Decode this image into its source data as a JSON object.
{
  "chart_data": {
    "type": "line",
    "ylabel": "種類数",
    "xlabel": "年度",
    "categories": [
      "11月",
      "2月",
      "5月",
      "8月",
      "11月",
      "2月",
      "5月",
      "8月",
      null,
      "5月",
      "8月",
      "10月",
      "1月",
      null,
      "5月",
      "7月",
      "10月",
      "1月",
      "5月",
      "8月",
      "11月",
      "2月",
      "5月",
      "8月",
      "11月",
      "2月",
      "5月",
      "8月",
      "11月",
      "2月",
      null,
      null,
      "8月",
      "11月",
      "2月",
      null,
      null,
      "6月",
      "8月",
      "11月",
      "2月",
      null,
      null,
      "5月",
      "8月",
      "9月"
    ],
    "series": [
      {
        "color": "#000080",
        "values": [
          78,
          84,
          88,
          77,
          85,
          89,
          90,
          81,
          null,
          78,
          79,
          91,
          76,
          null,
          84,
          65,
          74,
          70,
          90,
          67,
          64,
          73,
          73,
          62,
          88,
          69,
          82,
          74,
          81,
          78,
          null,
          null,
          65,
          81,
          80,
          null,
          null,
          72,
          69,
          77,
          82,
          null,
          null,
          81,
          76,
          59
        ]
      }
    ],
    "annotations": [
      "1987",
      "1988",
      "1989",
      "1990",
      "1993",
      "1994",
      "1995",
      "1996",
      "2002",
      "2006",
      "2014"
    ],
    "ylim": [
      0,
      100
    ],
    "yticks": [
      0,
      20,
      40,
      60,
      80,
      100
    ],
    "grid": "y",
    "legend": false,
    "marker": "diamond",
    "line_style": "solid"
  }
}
----------
- TASK DIRECTIONS -
Return the listing above in its exact form.

- EXERCISE SOLUTION -
Decode this image into its source data as a JSON object.
{
  "chart_data": {
    "type": "line",
    "ylabel": "種類数",
    "xlabel": "年度",
    "categories": [
      "11月",
      "2月",
      "5月",
      "8月",
      "11月",
      "2月",
      "5月",
      "8月",
      null,
      "5月",
      "8月",
      "10月",
      "1月",
      null,
      "5月",
      "7月",
      "10月",
      "1月",
      "5月",
      "8月",
      "11月",
      "2月",
      "5月",
      "8月",
      "11月",
      "2月",
      "5月",
      "8月",
      "11月",
      "2月",
      null,
      null,
      "8月",
      "11月",
      "2月",
      null,
      null,
      "6月",
      "8月",
      "11月",
      "2月",
      null,
      null,
      "5月",
      "8月",
      "9月"
    ],
    "series": [
      {
        "color": "#000080",
        "values": [
          78,
          84,
          88,
          77,
          85,
          89,
          90,
          81,
          null,
          78,
          79,
          91,
          76,
          null,
          84,
          65,
          74,
          70,
          90,
          67,
          64,
          73,
          73,
          62,
          88,
          69,
          82,
          74,
          81,
          78,
          null,
          null,
          65,
          81,
          80,
          null,
          null,
          72,
          69,
          77,
          82,
          null,
          null,
          81,
          76,
          59
        ]
      }
    ],
    "annotations": [
      "1987",
      "1988",
      "1989",
      "1990",
      "1993",
      "1994",
      "1995",
      "1996",
      "2002",
      "2006",
      "2014"
    ],
    "ylim": [
      0,
      100
    ],
    "yticks": [
      0,
      20,
      40,
      60,
      80,
      100
    ],
    "grid": "y",
    "legend": false,
    "marker": "diamond",
    "line_style": "solid"
  }
}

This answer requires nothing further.